Reproduce the listing exactly, with no pictures in your copy.

(Dataset entries)
## start
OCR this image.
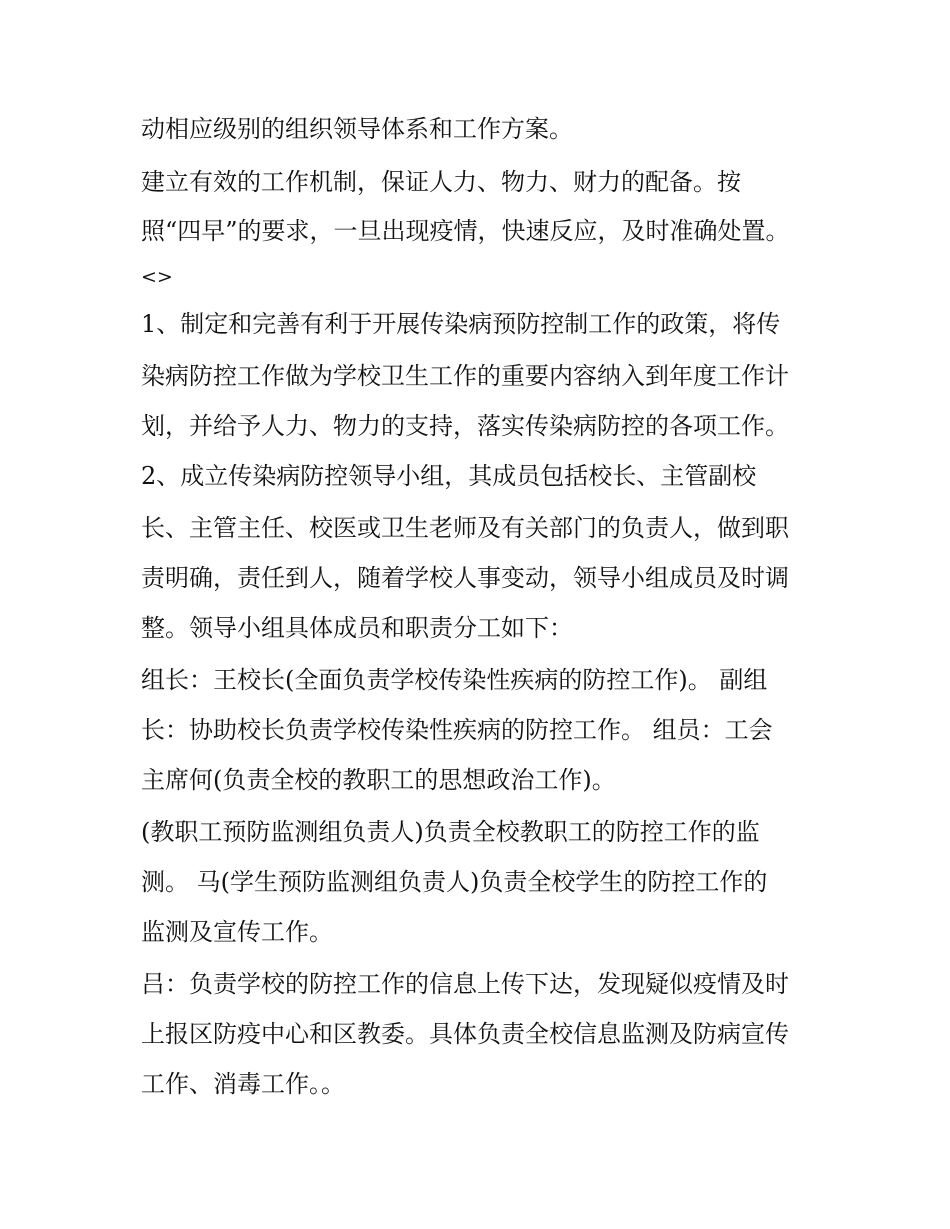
动相应级别的组织领导体系和工作方案。
建立有效的工作机制，保证人力、物力、财力的配备。按
照“四早”的要求，一旦出现疫情，快速反应，及时准确处置。
<>
1、制定和完善有利于开展传染病预防控制工作的政策，将传
染病防控工作做为学校卫生工作的重要内容纳入到年度工作计
划，并给予人力、物力的支持，落实传染病防控的各项工作。
2、成立传染病防控领导小组，其成员包括校长、主管副校
长、主管主任、校医或卫生老师及有关部门的负责人，做到职
责明确，责任到人，随着学校人事变动，领导小组成员及时调
整。领导小组具体成员和职责分工如下：
组长：王校长(全面负责学校传染性疾病的防控工作)。 副组
长：协助校长负责学校传染性疾病的防控工作。 组员：工会
主席何(负责全校的教职工的思想政治工作)。
(教职工预防监测组负责人)负责全校教职工的防控工作的监
测。 马(学生预防监测组负责人)负责全校学生的防控工作的
监测及宣传工作。
吕：负责学校的防控工作的信息上传下达，发现疑似疫情及时
上报区防疫中心和区教委。具体负责全校信息监测及防病宣传
工作、消毒工作。。
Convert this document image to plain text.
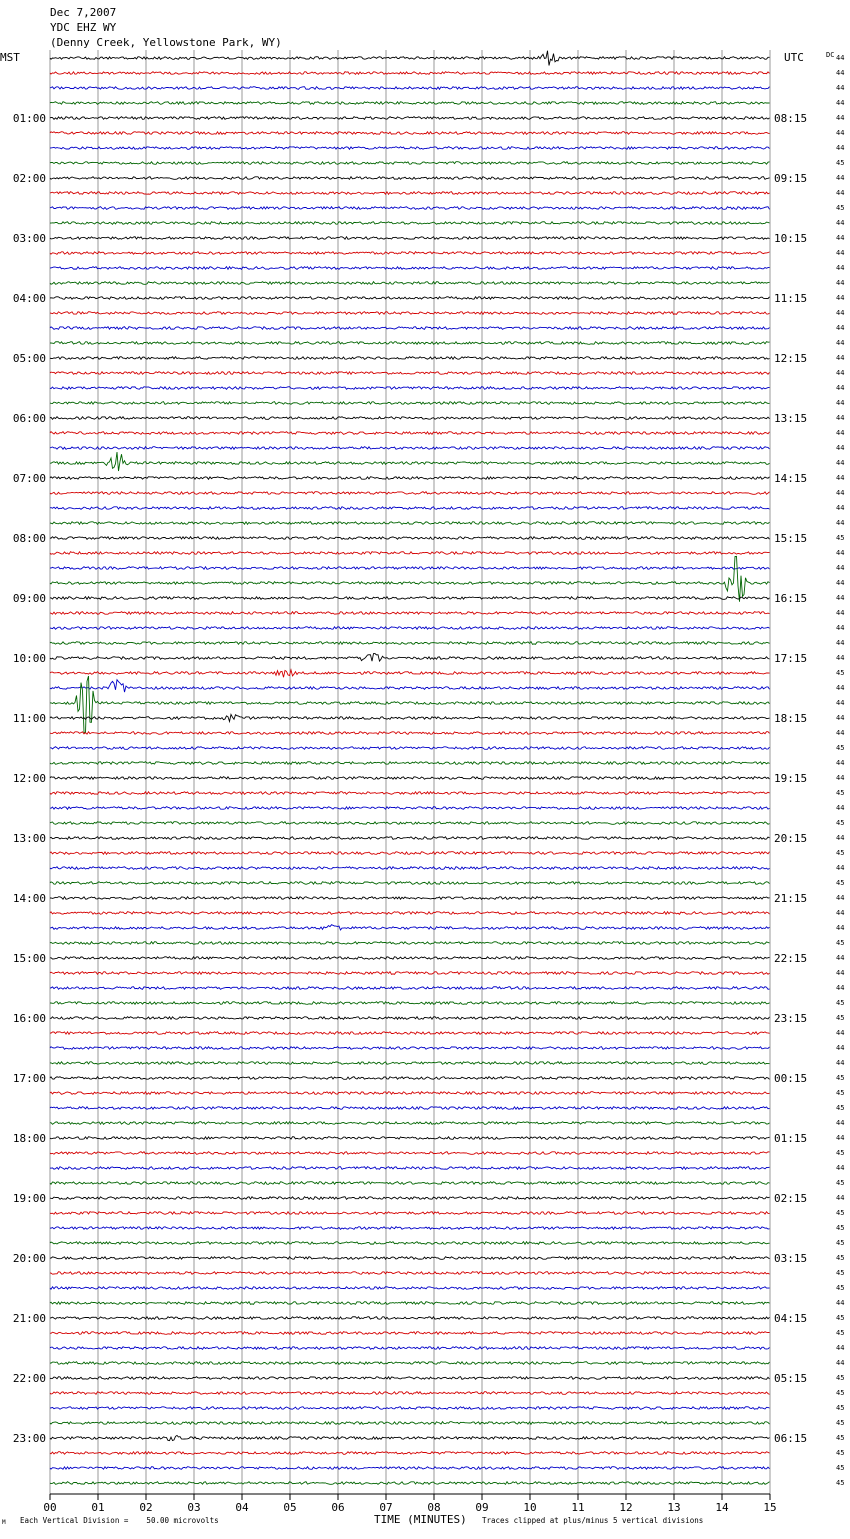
Dec 7,2007
YDC EHZ WY
(Denny Creek, Yellowstone Park, WY)
MST	UTC	DC
01:00
02:00
03:00
04:00
05:00
06:00
07:00
08:00
09:00
10:00
11:00
12:00
13:00
14:00
15:00
16:00
17:00
18:00
19:00
20:00
21:00
22:00
23:00
08:15
09:15
10:15
11:15
12:15
13:15
14:15
15:15
16:15
17:15
18:15
19:15
20:15
21:15
22:15
23:15
00:15
01:15
02:15
03:15
04:15
05:15
06:15
44
44
44
44
44
44
44
45
44
44
45
44
44
44
44
44
44
44
44
44
44
44
44
44
44
44
44
44
44
44
44
44
45
44
44
44
44
44
44
44
44
45
44
44
44
44
45
44
44
45
44
45
44
45
44
45
44
44
44
45
44
44
44
45
45
44
44
44
45
45
45
44
44
45
44
45
44
45
45
45
45
45
45
44
45
45
44
44
45
45
45
45
45
45
45
45
00	01	02	03	04	05	06	07	08	09	10	11	12	13	14	15
M Each Vertical Division =    50.00 microvolts	TIME (MINUTES) Traces clipped at plus/minus 5 vertical divisions
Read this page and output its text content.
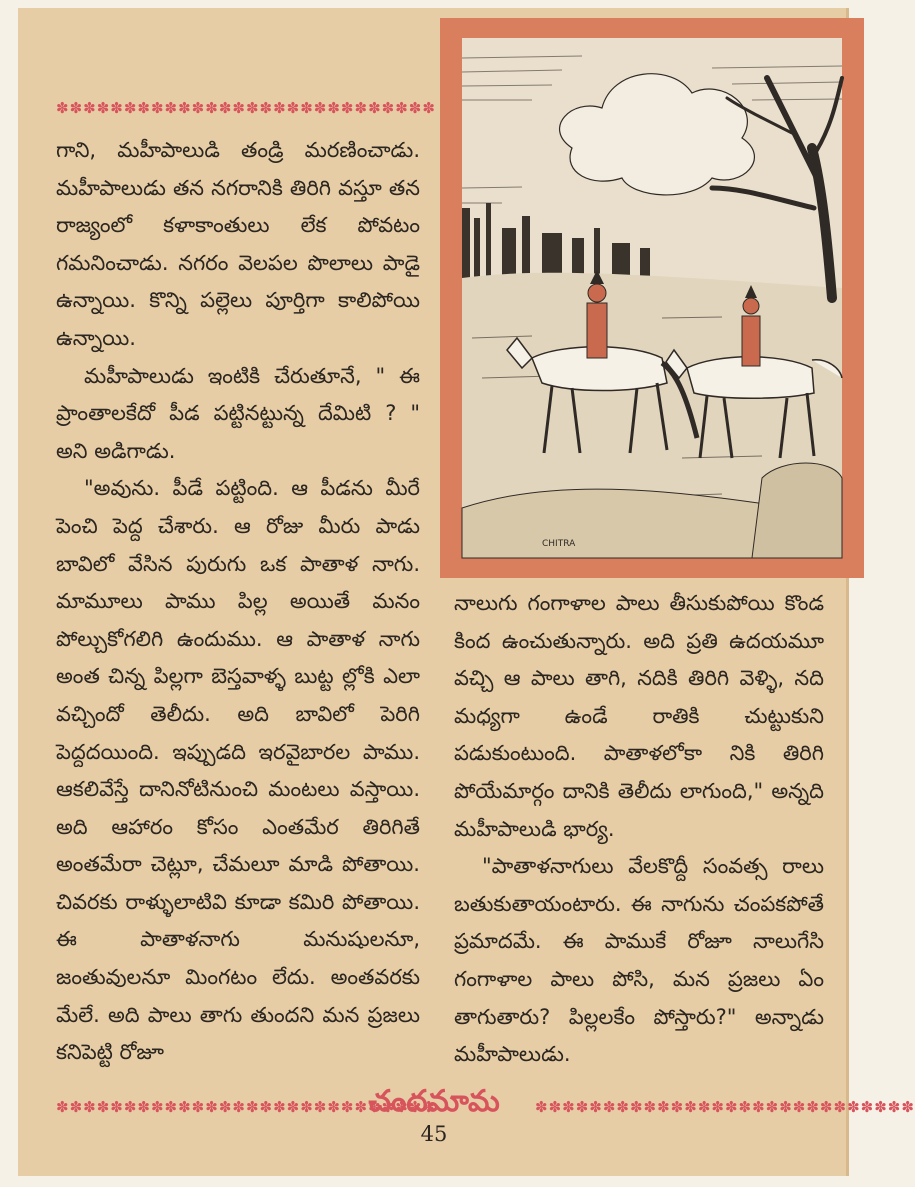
✽✽✽✽✽✽✽✽✽✽✽✽✽✽✽✽✽✽✽✽✽✽✽✽✽✽✽✽
CHITRA

గాని, మహీపాలుడి తండ్రి మరణించాడు. మహీపాలుడు తన నగరానికి తిరిగి వస్తూ తన రాజ్యంలో కళాకాంతులు లేక పోవటం గమనించాడు. నగరం వెలపల పొలాలు పాడై ఉన్నాయి. కొన్ని పల్లెలు పూర్తిగా కాలిపోయి ఉన్నాయి.

మహీపాలుడు ఇంటికి చేరుతూనే, " ఈ ప్రాంతాలకేదో పీడ పట్టినట్టున్న దేమిటి ? " అని అడిగాడు.

"అవును. పీడే పట్టింది. ఆ పీడను మీరే పెంచి పెద్ద చేశారు. ఆ రోజు మీరు పాడు బావిలో వేసిన పురుగు ఒక పాతాళ నాగు. మామూలు పాము పిల్ల అయితే మనం పోల్చుకోగలిగి ఉందుము. ఆ పాతాళ నాగు అంత చిన్న పిల్లగా బెస్తవాళ్ళ బుట్ట ల్లోకి ఎలా వచ్చిందో తెలీదు. అది బావిలో పెరిగి పెద్దదయింది. ఇప్పుడది ఇరవైబారల పాము. ఆకలివేస్తే దానినోటినుంచి మంటలు వస్తాయి. అది ఆహారం కోసం ఎంతమేర తిరిగితే అంతమేరా చెట్లూ, చేమలూ మాడి పోతాయి. చివరకు రాళ్ళులాటివి కూడా కమిరి పోతాయి. ఈ పాతాళనాగు మనుషులనూ, జంతువులనూ మింగటం లేదు. అంతవరకు మేలే. అది పాలు తాగు తుందని మన ప్రజలు కనిపెట్టి రోజూ

నాలుగు గంగాళాల పాలు తీసుకుపోయి కొండ కింద ఉంచుతున్నారు. అది ప్రతి ఉదయమూ వచ్చి ఆ పాలు తాగి, నదికి తిరిగి వెళ్ళి, నది మధ్యగా ఉండే రాతికి చుట్టుకుని పడుకుంటుంది. పాతాళలోకా నికి తిరిగి పోయేమార్గం దానికి తెలీదు లాగుంది," అన్నది మహీపాలుడి భార్య.

"పాతాళనాగులు వేలకొద్దీ సంవత్స రాలు బతుకుతాయంటారు. ఈ నాగును చంపకపోతే ప్రమాదమే. ఈ పాముకే రోజూ నాలుగేసి గంగాళాల పాలు పోసి, మన ప్రజలు ఏం తాగుతారు? పిల్లలకేం పోస్తారు?" అన్నాడు మహీపాలుడు.

✽✽✽✽✽✽✽✽✽✽✽✽✽✽✽✽✽✽✽✽✽✽✽✽✽✽✽✽
చందమామ	✽✽✽✽✽✽✽✽✽✽✽✽✽✽✽✽✽✽✽✽✽✽✽✽✽✽✽✽
45
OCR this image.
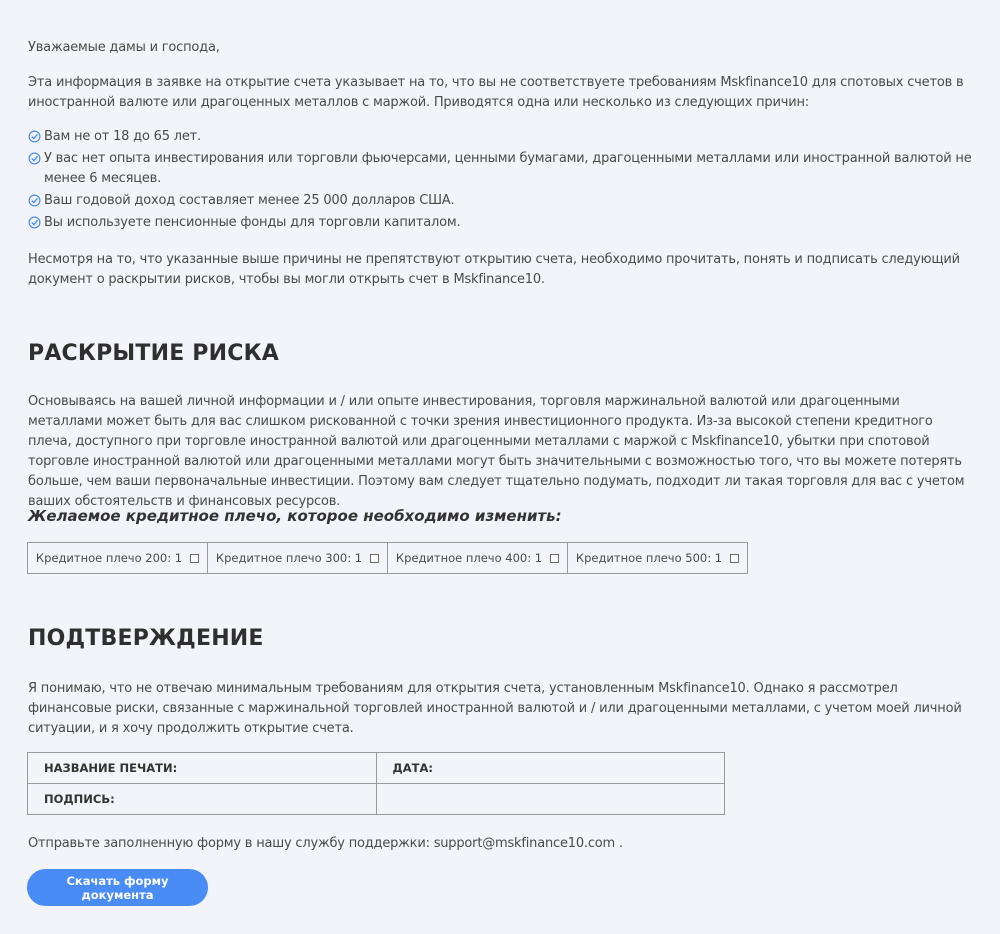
Уважаемые дамы и господа,

Эта информация в заявке на открытие счета указывает на то, что вы не соответствуете требованиям Mskfinance10 для спотовых счетов в иностранной валюте или драгоценных металлов с маржой. Приводятся одна или несколько из следующих причин:

Вам не от 18 до 65 лет.
У вас нет опыта инвестирования или торговли фьючерсами, ценными бумагами, драгоценными металлами или иностранной валютой не менее 6 месяцев.
Ваш годовой доход составляет менее 25 000 долларов США.
Вы используете пенсионные фонды для торговли капиталом.

Несмотря на то, что указанные выше причины не препятствуют открытию счета, необходимо прочитать, понять и подписать следующий документ о раскрытии рисков, чтобы вы могли открыть счет в Mskfinance10.

РАСКРЫТИЕ РИСКА

Основываясь на вашей личной информации и / или опыте инвестирования, торговля маржинальной валютой или драгоценными металлами может быть для вас слишком рискованной с точки зрения инвестиционного продукта. Из-за высокой степени кредитного плеча, доступного при торговле иностранной валютой или драгоценными металлами с маржой с Mskfinance10, убытки при спотовой торговле иностранной валютой или драгоценными металлами могут быть значительными с возможностью того, что вы можете потерять больше, чем ваши первоначальные инвестиции. Поэтому вам следует тщательно подумать, подходит ли такая торговля для вас с учетом ваших обстоятельств и финансовых ресурсов.

Желаемое кредитное плечо, которое необходимо изменить:
Кредитное плечо 200: 1	Кредитное плечо 300: 1	Кредитное плечо 400: 1	Кредитное плечо 500: 1
ПОДТВЕРЖДЕНИЕ

Я понимаю, что не отвечаю минимальным требованиям для открытия счета, установленным Mskfinance10. Однако я рассмотрел финансовые риски, связанные с маржинальной торговлей иностранной валютой и / или драгоценными металлами, с учетом моей личной ситуации, и я хочу продолжить открытие счета.

НАЗВАНИЕ ПЕЧАТИ:	ДАТА:
ПОДПИСЬ:	

Отправьте заполненную форму в нашу службу поддержки: support@mskfinance10.com .

Скачать форму документа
## end
• Answer to the problem:
OCR this image.
动相应级别的组织领导体系和工作方案。
建立有效的工作机制，保证人力、物力、财力的配备。按
照“四早”的要求，一旦出现疫情，快速反应，及时准确处置。
<>
1、制定和完善有利于开展传染病预防控制工作的政策，将传
染病防控工作做为学校卫生工作的重要内容纳入到年度工作计
划，并给予人力、物力的支持，落实传染病防控的各项工作。
2、成立传染病防控领导小组，其成员包括校长、主管副校
长、主管主任、校医或卫生老师及有关部门的负责人，做到职
责明确，责任到人，随着学校人事变动，领导小组成员及时调
整。领导小组具体成员和职责分工如下：
组长：王校长(全面负责学校传染性疾病的防控工作)。 副组
长：协助校长负责学校传染性疾病的防控工作。 组员：工会
主席何(负责全校的教职工的思想政治工作)。
(教职工预防监测组负责人)负责全校教职工的防控工作的监
测。 马(学生预防监测组负责人)负责全校学生的防控工作的
监测及宣传工作。
吕：负责学校的防控工作的信息上传下达，发现疑似疫情及时
上报区防疫中心和区教委。具体负责全校信息监测及防病宣传
工作、消毒工作。。
Convert this document image to plain text.
Dec 7,2007
YDC EHZ WY
(Denny Creek, Yellowstone Park, WY)
MST	UTC	DC
01:00
02:00
03:00
04:00
05:00
06:00
07:00
08:00
09:00
10:00
11:00
12:00
13:00
14:00
15:00
16:00
17:00
18:00
19:00
20:00
21:00
22:00
23:00
08:15
09:15
10:15
11:15
12:15
13:15
14:15
15:15
16:15
17:15
18:15
19:15
20:15
21:15
22:15
23:15
00:15
01:15
02:15
03:15
04:15
05:15
06:15
44
44
44
44
44
44
44
45
44
44
45
44
44
44
44
44
44
44
44
44
44
44
44
44
44
44
44
44
44
44
44
44
45
44
44
44
44
44
44
44
44
45
44
44
44
44
45
44
44
45
44
45
44
45
44
45
44
44
44
45
44
44
44
45
45
44
44
44
45
45
45
44
44
45
44
45
44
45
45
45
45
45
45
44
45
45
44
44
45
45
45
45
45
45
45
45
00	01	02	03	04	05	06	07	08	09	10	11	12	13	14	15
M Each Vertical Division =    50.00 microvolts	TIME (MINUTES) Traces clipped at plus/minus 5 vertical divisions
Read this page and output its text content.
✽✽✽✽✽✽✽✽✽✽✽✽✽✽✽✽✽✽✽✽✽✽✽✽✽✽✽✽
CHITRA

గాని, మహీపాలుడి తండ్రి మరణించాడు. మహీపాలుడు తన నగరానికి తిరిగి వస్తూ తన రాజ్యంలో కళాకాంతులు లేక పోవటం గమనించాడు. నగరం వెలపల పొలాలు పాడై ఉన్నాయి. కొన్ని పల్లెలు పూర్తిగా కాలిపోయి ఉన్నాయి.

మహీపాలుడు ఇంటికి చేరుతూనే, " ఈ ప్రాంతాలకేదో పీడ పట్టినట్టున్న దేమిటి ? " అని అడిగాడు.

"అవును. పీడే పట్టింది. ఆ పీడను మీరే పెంచి పెద్ద చేశారు. ఆ రోజు మీరు పాడు బావిలో వేసిన పురుగు ఒక పాతాళ నాగు. మామూలు పాము పిల్ల అయితే మనం పోల్చుకోగలిగి ఉందుము. ఆ పాతాళ నాగు అంత చిన్న పిల్లగా బెస్తవాళ్ళ బుట్ట ల్లోకి ఎలా వచ్చిందో తెలీదు. అది బావిలో పెరిగి పెద్దదయింది. ఇప్పుడది ఇరవైబారల పాము. ఆకలివేస్తే దానినోటినుంచి మంటలు వస్తాయి. అది ఆహారం కోసం ఎంతమేర తిరిగితే అంతమేరా చెట్లూ, చేమలూ మాడి పోతాయి. చివరకు రాళ్ళులాటివి కూడా కమిరి పోతాయి. ఈ పాతాళనాగు మనుషులనూ, జంతువులనూ మింగటం లేదు. అంతవరకు మేలే. అది పాలు తాగు తుందని మన ప్రజలు కనిపెట్టి రోజూ

నాలుగు గంగాళాల పాలు తీసుకుపోయి కొండ కింద ఉంచుతున్నారు. అది ప్రతి ఉదయమూ వచ్చి ఆ పాలు తాగి, నదికి తిరిగి వెళ్ళి, నది మధ్యగా ఉండే రాతికి చుట్టుకుని పడుకుంటుంది. పాతాళలోకా నికి తిరిగి పోయేమార్గం దానికి తెలీదు లాగుంది," అన్నది మహీపాలుడి భార్య.

"పాతాళనాగులు వేలకొద్దీ సంవత్స రాలు బతుకుతాయంటారు. ఈ నాగును చంపకపోతే ప్రమాదమే. ఈ పాముకే రోజూ నాలుగేసి గంగాళాల పాలు పోసి, మన ప్రజలు ఏం తాగుతారు? పిల్లలకేం పోస్తారు?" అన్నాడు మహీపాలుడు.

✽✽✽✽✽✽✽✽✽✽✽✽✽✽✽✽✽✽✽✽✽✽✽✽✽✽✽✽
చందమామ	✽✽✽✽✽✽✽✽✽✽✽✽✽✽✽✽✽✽✽✽✽✽✽✽✽✽✽✽
45
OCR this image.
Уважаемые дамы и господа,

Эта информация в заявке на открытие счета указывает на то, что вы не соответствуете требованиям Mskfinance10 для спотовых счетов в иностранной валюте или драгоценных металлов с маржой. Приводятся одна или несколько из следующих причин:

Вам не от 18 до 65 лет.
У вас нет опыта инвестирования или торговли фьючерсами, ценными бумагами, драгоценными металлами или иностранной валютой не менее 6 месяцев.
Ваш годовой доход составляет менее 25 000 долларов США.
Вы используете пенсионные фонды для торговли капиталом.

Несмотря на то, что указанные выше причины не препятствуют открытию счета, необходимо прочитать, понять и подписать следующий документ о раскрытии рисков, чтобы вы могли открыть счет в Mskfinance10.

РАСКРЫТИЕ РИСКА

Основываясь на вашей личной информации и / или опыте инвестирования, торговля маржинальной валютой или драгоценными металлами может быть для вас слишком рискованной с точки зрения инвестиционного продукта. Из-за высокой степени кредитного плеча, доступного при торговле иностранной валютой или драгоценными металлами с маржой с Mskfinance10, убытки при спотовой торговле иностранной валютой или драгоценными металлами могут быть значительными с возможностью того, что вы можете потерять больше, чем ваши первоначальные инвестиции. Поэтому вам следует тщательно подумать, подходит ли такая торговля для вас с учетом ваших обстоятельств и финансовых ресурсов.

Желаемое кредитное плечо, которое необходимо изменить:
Кредитное плечо 200: 1	Кредитное плечо 300: 1	Кредитное плечо 400: 1	Кредитное плечо 500: 1
ПОДТВЕРЖДЕНИЕ

Я понимаю, что не отвечаю минимальным требованиям для открытия счета, установленным Mskfinance10. Однако я рассмотрел финансовые риски, связанные с маржинальной торговлей иностранной валютой и / или драгоценными металлами, с учетом моей личной ситуации, и я хочу продолжить открытие счета.

НАЗВАНИЕ ПЕЧАТИ:	ДАТА:
ПОДПИСЬ:	

Отправьте заполненную форму в нашу службу поддержки: support@mskfinance10.com .

Скачать форму документа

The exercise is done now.